Dataset listings of figures:
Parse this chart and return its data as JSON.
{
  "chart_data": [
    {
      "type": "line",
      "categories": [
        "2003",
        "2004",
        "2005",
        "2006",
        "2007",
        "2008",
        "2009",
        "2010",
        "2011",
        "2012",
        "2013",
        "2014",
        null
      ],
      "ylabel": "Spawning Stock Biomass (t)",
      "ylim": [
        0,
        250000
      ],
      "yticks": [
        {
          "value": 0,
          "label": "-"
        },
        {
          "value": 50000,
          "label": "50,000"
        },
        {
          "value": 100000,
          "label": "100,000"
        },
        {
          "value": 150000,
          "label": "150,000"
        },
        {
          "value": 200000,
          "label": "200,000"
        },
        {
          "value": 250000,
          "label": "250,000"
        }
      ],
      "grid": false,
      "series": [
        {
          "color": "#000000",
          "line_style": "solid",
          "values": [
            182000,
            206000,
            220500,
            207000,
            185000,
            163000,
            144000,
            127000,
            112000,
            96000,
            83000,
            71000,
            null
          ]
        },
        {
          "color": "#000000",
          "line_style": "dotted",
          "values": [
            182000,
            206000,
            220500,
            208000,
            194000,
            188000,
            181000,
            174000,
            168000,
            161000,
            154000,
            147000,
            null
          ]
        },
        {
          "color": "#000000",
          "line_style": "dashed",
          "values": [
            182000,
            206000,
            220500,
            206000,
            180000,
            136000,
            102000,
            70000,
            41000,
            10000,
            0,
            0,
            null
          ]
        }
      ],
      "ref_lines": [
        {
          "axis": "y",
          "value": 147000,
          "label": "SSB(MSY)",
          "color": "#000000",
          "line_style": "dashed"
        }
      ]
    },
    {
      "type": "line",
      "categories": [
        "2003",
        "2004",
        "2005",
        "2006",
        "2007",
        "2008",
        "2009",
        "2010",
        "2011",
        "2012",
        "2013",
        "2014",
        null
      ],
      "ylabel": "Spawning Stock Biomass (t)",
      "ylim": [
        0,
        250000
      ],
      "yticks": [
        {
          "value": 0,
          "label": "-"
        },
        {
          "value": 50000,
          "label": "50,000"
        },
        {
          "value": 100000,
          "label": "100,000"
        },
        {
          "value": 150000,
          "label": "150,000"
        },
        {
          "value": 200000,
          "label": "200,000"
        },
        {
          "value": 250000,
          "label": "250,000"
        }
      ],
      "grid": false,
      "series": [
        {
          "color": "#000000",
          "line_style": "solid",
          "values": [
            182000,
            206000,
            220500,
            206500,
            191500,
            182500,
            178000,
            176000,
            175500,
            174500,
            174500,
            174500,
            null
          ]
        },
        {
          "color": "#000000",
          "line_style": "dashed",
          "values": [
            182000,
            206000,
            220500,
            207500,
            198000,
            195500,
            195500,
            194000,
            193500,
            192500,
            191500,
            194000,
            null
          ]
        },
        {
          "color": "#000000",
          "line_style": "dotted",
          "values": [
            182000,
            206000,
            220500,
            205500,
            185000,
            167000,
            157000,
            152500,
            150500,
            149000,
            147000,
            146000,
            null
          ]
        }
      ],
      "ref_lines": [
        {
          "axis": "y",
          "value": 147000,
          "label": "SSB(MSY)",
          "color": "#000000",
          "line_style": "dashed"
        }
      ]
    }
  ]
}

EXERCISE DETAILS:
Can you reproduce all the material exactly?

EXPECTED ANSWER:
Parse this chart and return its data as JSON.
{
  "chart_data": [
    {
      "type": "line",
      "categories": [
        "2003",
        "2004",
        "2005",
        "2006",
        "2007",
        "2008",
        "2009",
        "2010",
        "2011",
        "2012",
        "2013",
        "2014",
        null
      ],
      "ylabel": "Spawning Stock Biomass (t)",
      "ylim": [
        0,
        250000
      ],
      "yticks": [
        {
          "value": 0,
          "label": "-"
        },
        {
          "value": 50000,
          "label": "50,000"
        },
        {
          "value": 100000,
          "label": "100,000"
        },
        {
          "value": 150000,
          "label": "150,000"
        },
        {
          "value": 200000,
          "label": "200,000"
        },
        {
          "value": 250000,
          "label": "250,000"
        }
      ],
      "grid": false,
      "series": [
        {
          "color": "#000000",
          "line_style": "solid",
          "values": [
            182000,
            206000,
            220500,
            207000,
            185000,
            163000,
            144000,
            127000,
            112000,
            96000,
            83000,
            71000,
            null
          ]
        },
        {
          "color": "#000000",
          "line_style": "dotted",
          "values": [
            182000,
            206000,
            220500,
            208000,
            194000,
            188000,
            181000,
            174000,
            168000,
            161000,
            154000,
            147000,
            null
          ]
        },
        {
          "color": "#000000",
          "line_style": "dashed",
          "values": [
            182000,
            206000,
            220500,
            206000,
            180000,
            136000,
            102000,
            70000,
            41000,
            10000,
            0,
            0,
            null
          ]
        }
      ],
      "ref_lines": [
        {
          "axis": "y",
          "value": 147000,
          "label": "SSB(MSY)",
          "color": "#000000",
          "line_style": "dashed"
        }
      ]
    },
    {
      "type": "line",
      "categories": [
        "2003",
        "2004",
        "2005",
        "2006",
        "2007",
        "2008",
        "2009",
        "2010",
        "2011",
        "2012",
        "2013",
        "2014",
        null
      ],
      "ylabel": "Spawning Stock Biomass (t)",
      "ylim": [
        0,
        250000
      ],
      "yticks": [
        {
          "value": 0,
          "label": "-"
        },
        {
          "value": 50000,
          "label": "50,000"
        },
        {
          "value": 100000,
          "label": "100,000"
        },
        {
          "value": 150000,
          "label": "150,000"
        },
        {
          "value": 200000,
          "label": "200,000"
        },
        {
          "value": 250000,
          "label": "250,000"
        }
      ],
      "grid": false,
      "series": [
        {
          "color": "#000000",
          "line_style": "solid",
          "values": [
            182000,
            206000,
            220500,
            206500,
            191500,
            182500,
            178000,
            176000,
            175500,
            174500,
            174500,
            174500,
            null
          ]
        },
        {
          "color": "#000000",
          "line_style": "dashed",
          "values": [
            182000,
            206000,
            220500,
            207500,
            198000,
            195500,
            195500,
            194000,
            193500,
            192500,
            191500,
            194000,
            null
          ]
        },
        {
          "color": "#000000",
          "line_style": "dotted",
          "values": [
            182000,
            206000,
            220500,
            205500,
            185000,
            167000,
            157000,
            152500,
            150500,
            149000,
            147000,
            146000,
            null
          ]
        }
      ],
      "ref_lines": [
        {
          "axis": "y",
          "value": 147000,
          "label": "SSB(MSY)",
          "color": "#000000",
          "line_style": "dashed"
        }
      ]
    }
  ]
}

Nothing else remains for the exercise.